◆ LISTING ◆
>> start

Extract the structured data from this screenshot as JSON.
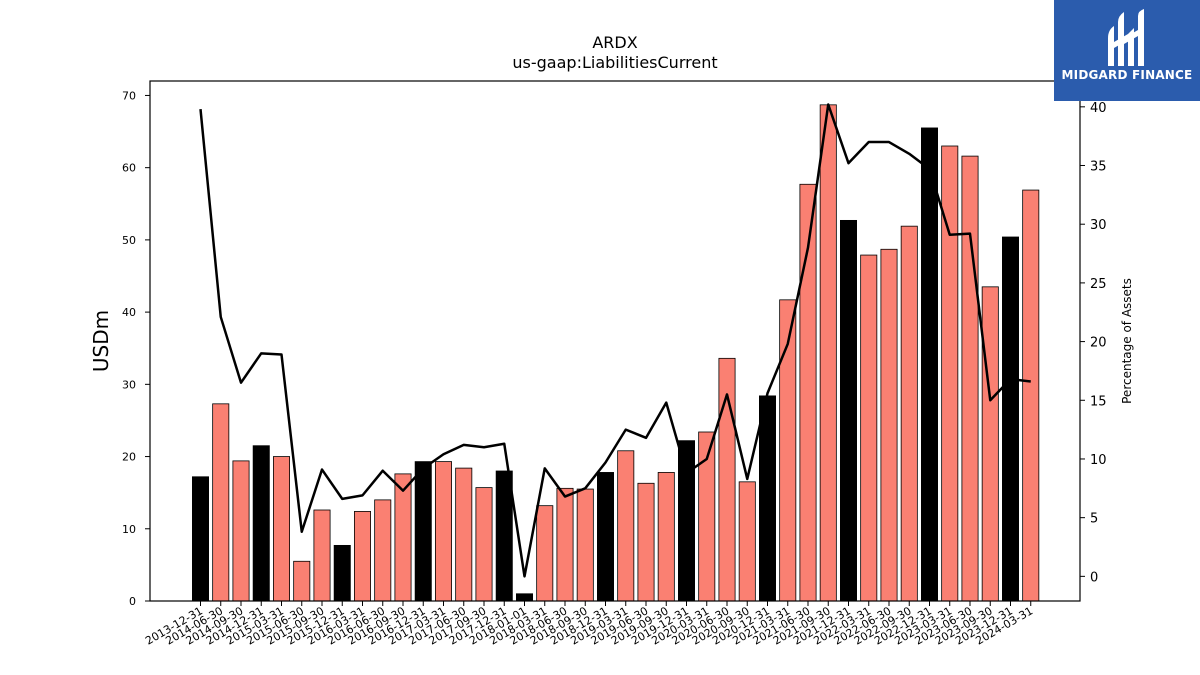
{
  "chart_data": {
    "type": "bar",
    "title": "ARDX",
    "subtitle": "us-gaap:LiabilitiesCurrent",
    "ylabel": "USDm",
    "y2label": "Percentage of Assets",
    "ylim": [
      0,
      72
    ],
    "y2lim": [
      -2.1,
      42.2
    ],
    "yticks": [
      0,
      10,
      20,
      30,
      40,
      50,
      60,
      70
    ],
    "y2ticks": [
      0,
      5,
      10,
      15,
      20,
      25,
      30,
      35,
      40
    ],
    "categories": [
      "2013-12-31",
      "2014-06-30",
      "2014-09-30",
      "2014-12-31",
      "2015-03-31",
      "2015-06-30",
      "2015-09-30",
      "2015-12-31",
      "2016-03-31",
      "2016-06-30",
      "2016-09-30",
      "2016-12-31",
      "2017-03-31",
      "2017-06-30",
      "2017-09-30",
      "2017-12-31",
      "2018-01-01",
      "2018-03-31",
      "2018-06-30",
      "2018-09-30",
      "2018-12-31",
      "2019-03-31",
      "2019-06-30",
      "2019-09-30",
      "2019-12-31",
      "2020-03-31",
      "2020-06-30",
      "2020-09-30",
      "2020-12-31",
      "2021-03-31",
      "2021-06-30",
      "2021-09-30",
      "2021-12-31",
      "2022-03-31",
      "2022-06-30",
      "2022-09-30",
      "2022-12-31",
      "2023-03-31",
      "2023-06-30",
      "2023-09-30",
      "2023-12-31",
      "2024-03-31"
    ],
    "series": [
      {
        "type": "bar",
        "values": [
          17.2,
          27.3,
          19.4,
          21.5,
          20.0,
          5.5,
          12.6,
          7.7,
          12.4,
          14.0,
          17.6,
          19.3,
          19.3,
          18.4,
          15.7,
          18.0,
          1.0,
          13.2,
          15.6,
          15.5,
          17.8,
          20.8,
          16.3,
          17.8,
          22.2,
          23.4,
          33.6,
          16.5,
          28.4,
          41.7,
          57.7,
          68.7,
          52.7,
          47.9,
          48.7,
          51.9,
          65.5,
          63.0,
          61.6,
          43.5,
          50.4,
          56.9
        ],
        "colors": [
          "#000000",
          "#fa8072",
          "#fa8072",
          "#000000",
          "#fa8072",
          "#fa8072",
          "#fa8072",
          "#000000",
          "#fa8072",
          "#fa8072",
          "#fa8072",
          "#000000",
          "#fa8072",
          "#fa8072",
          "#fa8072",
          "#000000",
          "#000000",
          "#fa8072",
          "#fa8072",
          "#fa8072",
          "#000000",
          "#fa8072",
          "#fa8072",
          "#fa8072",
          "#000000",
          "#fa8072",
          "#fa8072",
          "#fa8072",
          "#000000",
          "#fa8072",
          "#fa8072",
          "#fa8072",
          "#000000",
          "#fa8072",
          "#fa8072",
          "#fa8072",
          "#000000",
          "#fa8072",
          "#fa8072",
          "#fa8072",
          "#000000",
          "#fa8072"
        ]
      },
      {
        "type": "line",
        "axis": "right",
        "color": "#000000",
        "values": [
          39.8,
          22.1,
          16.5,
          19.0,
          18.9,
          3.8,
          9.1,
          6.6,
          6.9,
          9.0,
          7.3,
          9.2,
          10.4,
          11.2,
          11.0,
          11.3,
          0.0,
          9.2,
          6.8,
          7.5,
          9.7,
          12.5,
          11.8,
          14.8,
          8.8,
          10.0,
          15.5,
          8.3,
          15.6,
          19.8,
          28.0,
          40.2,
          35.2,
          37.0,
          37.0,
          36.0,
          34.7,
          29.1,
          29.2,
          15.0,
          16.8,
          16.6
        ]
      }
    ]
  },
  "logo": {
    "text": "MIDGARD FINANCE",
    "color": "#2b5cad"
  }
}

>> end

◆ TASK DETAILS ◆
Omit the images and transcribe all of the records above word for word.

◆ THE ANSWER ◆
Extract the structured data from this screenshot as JSON.
{
  "chart_data": {
    "type": "bar",
    "title": "ARDX",
    "subtitle": "us-gaap:LiabilitiesCurrent",
    "ylabel": "USDm",
    "y2label": "Percentage of Assets",
    "ylim": [
      0,
      72
    ],
    "y2lim": [
      -2.1,
      42.2
    ],
    "yticks": [
      0,
      10,
      20,
      30,
      40,
      50,
      60,
      70
    ],
    "y2ticks": [
      0,
      5,
      10,
      15,
      20,
      25,
      30,
      35,
      40
    ],
    "categories": [
      "2013-12-31",
      "2014-06-30",
      "2014-09-30",
      "2014-12-31",
      "2015-03-31",
      "2015-06-30",
      "2015-09-30",
      "2015-12-31",
      "2016-03-31",
      "2016-06-30",
      "2016-09-30",
      "2016-12-31",
      "2017-03-31",
      "2017-06-30",
      "2017-09-30",
      "2017-12-31",
      "2018-01-01",
      "2018-03-31",
      "2018-06-30",
      "2018-09-30",
      "2018-12-31",
      "2019-03-31",
      "2019-06-30",
      "2019-09-30",
      "2019-12-31",
      "2020-03-31",
      "2020-06-30",
      "2020-09-30",
      "2020-12-31",
      "2021-03-31",
      "2021-06-30",
      "2021-09-30",
      "2021-12-31",
      "2022-03-31",
      "2022-06-30",
      "2022-09-30",
      "2022-12-31",
      "2023-03-31",
      "2023-06-30",
      "2023-09-30",
      "2023-12-31",
      "2024-03-31"
    ],
    "series": [
      {
        "type": "bar",
        "values": [
          17.2,
          27.3,
          19.4,
          21.5,
          20.0,
          5.5,
          12.6,
          7.7,
          12.4,
          14.0,
          17.6,
          19.3,
          19.3,
          18.4,
          15.7,
          18.0,
          1.0,
          13.2,
          15.6,
          15.5,
          17.8,
          20.8,
          16.3,
          17.8,
          22.2,
          23.4,
          33.6,
          16.5,
          28.4,
          41.7,
          57.7,
          68.7,
          52.7,
          47.9,
          48.7,
          51.9,
          65.5,
          63.0,
          61.6,
          43.5,
          50.4,
          56.9
        ],
        "colors": [
          "#000000",
          "#fa8072",
          "#fa8072",
          "#000000",
          "#fa8072",
          "#fa8072",
          "#fa8072",
          "#000000",
          "#fa8072",
          "#fa8072",
          "#fa8072",
          "#000000",
          "#fa8072",
          "#fa8072",
          "#fa8072",
          "#000000",
          "#000000",
          "#fa8072",
          "#fa8072",
          "#fa8072",
          "#000000",
          "#fa8072",
          "#fa8072",
          "#fa8072",
          "#000000",
          "#fa8072",
          "#fa8072",
          "#fa8072",
          "#000000",
          "#fa8072",
          "#fa8072",
          "#fa8072",
          "#000000",
          "#fa8072",
          "#fa8072",
          "#fa8072",
          "#000000",
          "#fa8072",
          "#fa8072",
          "#fa8072",
          "#000000",
          "#fa8072"
        ]
      },
      {
        "type": "line",
        "axis": "right",
        "color": "#000000",
        "values": [
          39.8,
          22.1,
          16.5,
          19.0,
          18.9,
          3.8,
          9.1,
          6.6,
          6.9,
          9.0,
          7.3,
          9.2,
          10.4,
          11.2,
          11.0,
          11.3,
          0.0,
          9.2,
          6.8,
          7.5,
          9.7,
          12.5,
          11.8,
          14.8,
          8.8,
          10.0,
          15.5,
          8.3,
          15.6,
          19.8,
          28.0,
          40.2,
          35.2,
          37.0,
          37.0,
          36.0,
          34.7,
          29.1,
          29.2,
          15.0,
          16.8,
          16.6
        ]
      }
    ]
  },
  "logo": {
    "text": "MIDGARD FINANCE",
    "color": "#2b5cad"
  }
}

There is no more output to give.